> [SHORT EXERCISE] Can you transcribe every line exactly and leave the pictures behind?

> [RECORDS PROVIDED]
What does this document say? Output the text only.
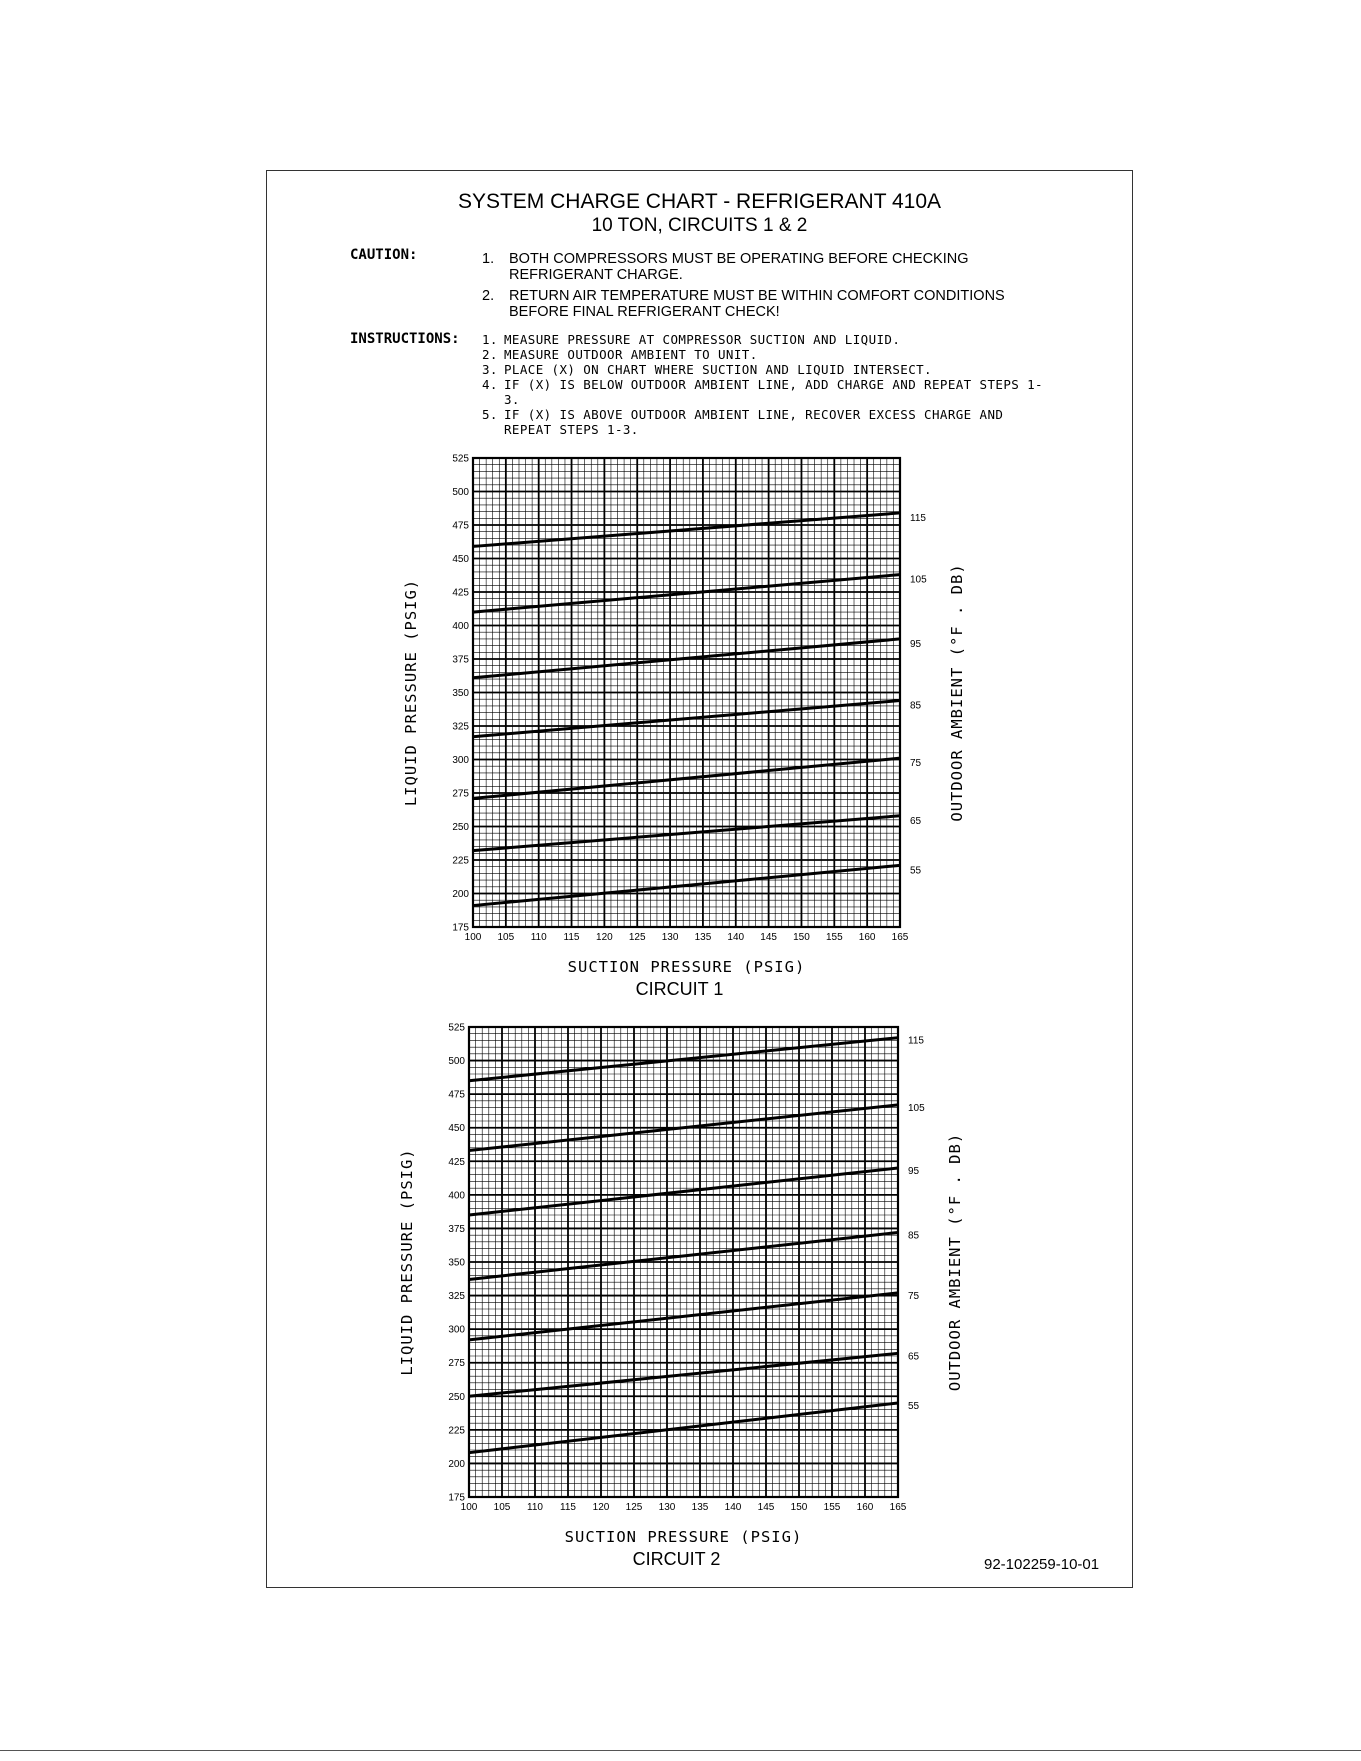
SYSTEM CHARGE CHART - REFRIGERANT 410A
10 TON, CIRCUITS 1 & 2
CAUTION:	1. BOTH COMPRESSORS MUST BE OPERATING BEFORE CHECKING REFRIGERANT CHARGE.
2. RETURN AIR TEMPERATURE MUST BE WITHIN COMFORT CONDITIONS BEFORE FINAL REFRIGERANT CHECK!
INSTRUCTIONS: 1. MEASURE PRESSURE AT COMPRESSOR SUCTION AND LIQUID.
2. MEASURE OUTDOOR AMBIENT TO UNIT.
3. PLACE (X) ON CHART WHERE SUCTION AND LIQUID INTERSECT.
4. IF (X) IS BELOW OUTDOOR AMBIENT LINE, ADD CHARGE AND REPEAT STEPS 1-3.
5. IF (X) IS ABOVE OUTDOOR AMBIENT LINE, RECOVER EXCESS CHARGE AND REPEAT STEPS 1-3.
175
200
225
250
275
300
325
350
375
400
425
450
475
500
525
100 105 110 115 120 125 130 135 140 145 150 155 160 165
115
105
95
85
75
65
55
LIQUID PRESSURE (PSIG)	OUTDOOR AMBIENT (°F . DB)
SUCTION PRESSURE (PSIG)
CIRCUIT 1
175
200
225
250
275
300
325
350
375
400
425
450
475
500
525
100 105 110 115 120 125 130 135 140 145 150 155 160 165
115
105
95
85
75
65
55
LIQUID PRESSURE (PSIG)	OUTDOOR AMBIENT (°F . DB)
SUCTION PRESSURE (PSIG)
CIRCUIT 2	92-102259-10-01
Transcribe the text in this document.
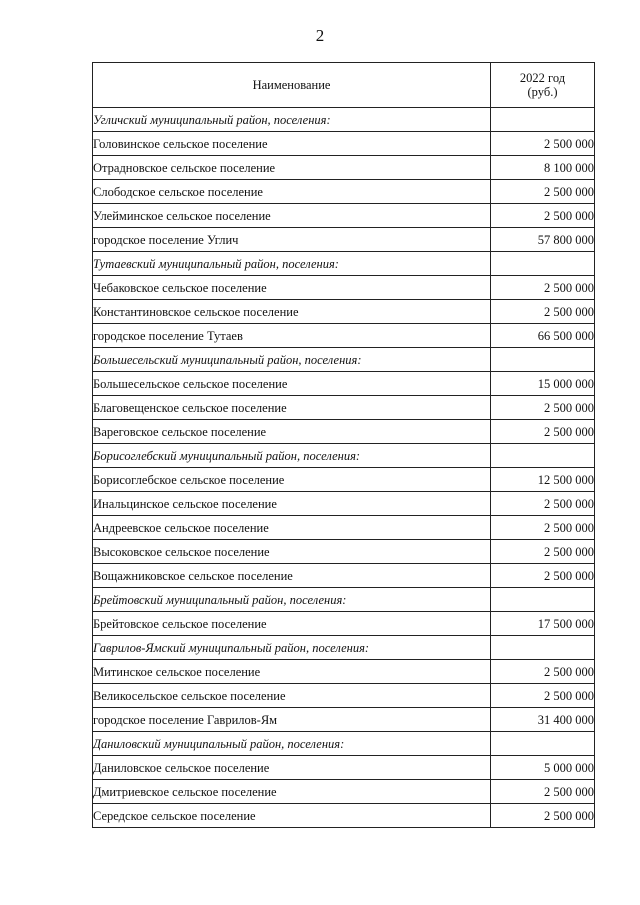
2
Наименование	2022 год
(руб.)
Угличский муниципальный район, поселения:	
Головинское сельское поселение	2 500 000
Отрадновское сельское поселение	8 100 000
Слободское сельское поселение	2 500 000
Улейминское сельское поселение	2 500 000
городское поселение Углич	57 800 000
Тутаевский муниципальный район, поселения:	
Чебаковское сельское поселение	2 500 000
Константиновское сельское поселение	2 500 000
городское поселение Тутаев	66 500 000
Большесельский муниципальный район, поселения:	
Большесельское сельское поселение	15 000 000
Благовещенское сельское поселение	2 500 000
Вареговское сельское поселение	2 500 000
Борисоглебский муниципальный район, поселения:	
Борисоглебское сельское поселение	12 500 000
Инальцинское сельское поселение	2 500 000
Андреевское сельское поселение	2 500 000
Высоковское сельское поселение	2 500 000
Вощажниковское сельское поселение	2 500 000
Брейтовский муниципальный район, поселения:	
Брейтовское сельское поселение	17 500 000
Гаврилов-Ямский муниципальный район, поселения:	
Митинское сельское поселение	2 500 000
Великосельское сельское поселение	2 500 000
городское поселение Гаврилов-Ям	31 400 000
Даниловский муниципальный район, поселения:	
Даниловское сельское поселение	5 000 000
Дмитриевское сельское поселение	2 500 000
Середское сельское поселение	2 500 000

> [ANSWER BELOW]
What does this document say? Output the text only.
SYSTEM CHARGE CHART - REFRIGERANT 410A
10 TON, CIRCUITS 1 & 2
CAUTION:	1. BOTH COMPRESSORS MUST BE OPERATING BEFORE CHECKING REFRIGERANT CHARGE.
2. RETURN AIR TEMPERATURE MUST BE WITHIN COMFORT CONDITIONS BEFORE FINAL REFRIGERANT CHECK!
INSTRUCTIONS: 1. MEASURE PRESSURE AT COMPRESSOR SUCTION AND LIQUID.
2. MEASURE OUTDOOR AMBIENT TO UNIT.
3. PLACE (X) ON CHART WHERE SUCTION AND LIQUID INTERSECT.
4. IF (X) IS BELOW OUTDOOR AMBIENT LINE, ADD CHARGE AND REPEAT STEPS 1-3.
5. IF (X) IS ABOVE OUTDOOR AMBIENT LINE, RECOVER EXCESS CHARGE AND REPEAT STEPS 1-3.
175
200
225
250
275
300
325
350
375
400
425
450
475
500
525
100 105 110 115 120 125 130 135 140 145 150 155 160 165
115
105
95
85
75
65
55
LIQUID PRESSURE (PSIG)	OUTDOOR AMBIENT (°F . DB)
SUCTION PRESSURE (PSIG)
CIRCUIT 1
175
200
225
250
275
300
325
350
375
400
425
450
475
500
525
100 105 110 115 120 125 130 135 140 145 150 155 160 165
115
105
95
85
75
65
55
LIQUID PRESSURE (PSIG)	OUTDOOR AMBIENT (°F . DB)
SUCTION PRESSURE (PSIG)
CIRCUIT 2	92-102259-10-01
Transcribe the text in this document.
2
Наименование	2022 год
(руб.)
Угличский муниципальный район, поселения:	
Головинское сельское поселение	2 500 000
Отрадновское сельское поселение	8 100 000
Слободское сельское поселение	2 500 000
Улейминское сельское поселение	2 500 000
городское поселение Углич	57 800 000
Тутаевский муниципальный район, поселения:	
Чебаковское сельское поселение	2 500 000
Константиновское сельское поселение	2 500 000
городское поселение Тутаев	66 500 000
Большесельский муниципальный район, поселения:	
Большесельское сельское поселение	15 000 000
Благовещенское сельское поселение	2 500 000
Вареговское сельское поселение	2 500 000
Борисоглебский муниципальный район, поселения:	
Борисоглебское сельское поселение	12 500 000
Инальцинское сельское поселение	2 500 000
Андреевское сельское поселение	2 500 000
Высоковское сельское поселение	2 500 000
Вощажниковское сельское поселение	2 500 000
Брейтовский муниципальный район, поселения:	
Брейтовское сельское поселение	17 500 000
Гаврилов-Ямский муниципальный район, поселения:	
Митинское сельское поселение	2 500 000
Великосельское сельское поселение	2 500 000
городское поселение Гаврилов-Ям	31 400 000
Даниловский муниципальный район, поселения:	
Даниловское сельское поселение	5 000 000
Дмитриевское сельское поселение	2 500 000
Середское сельское поселение	2 500 000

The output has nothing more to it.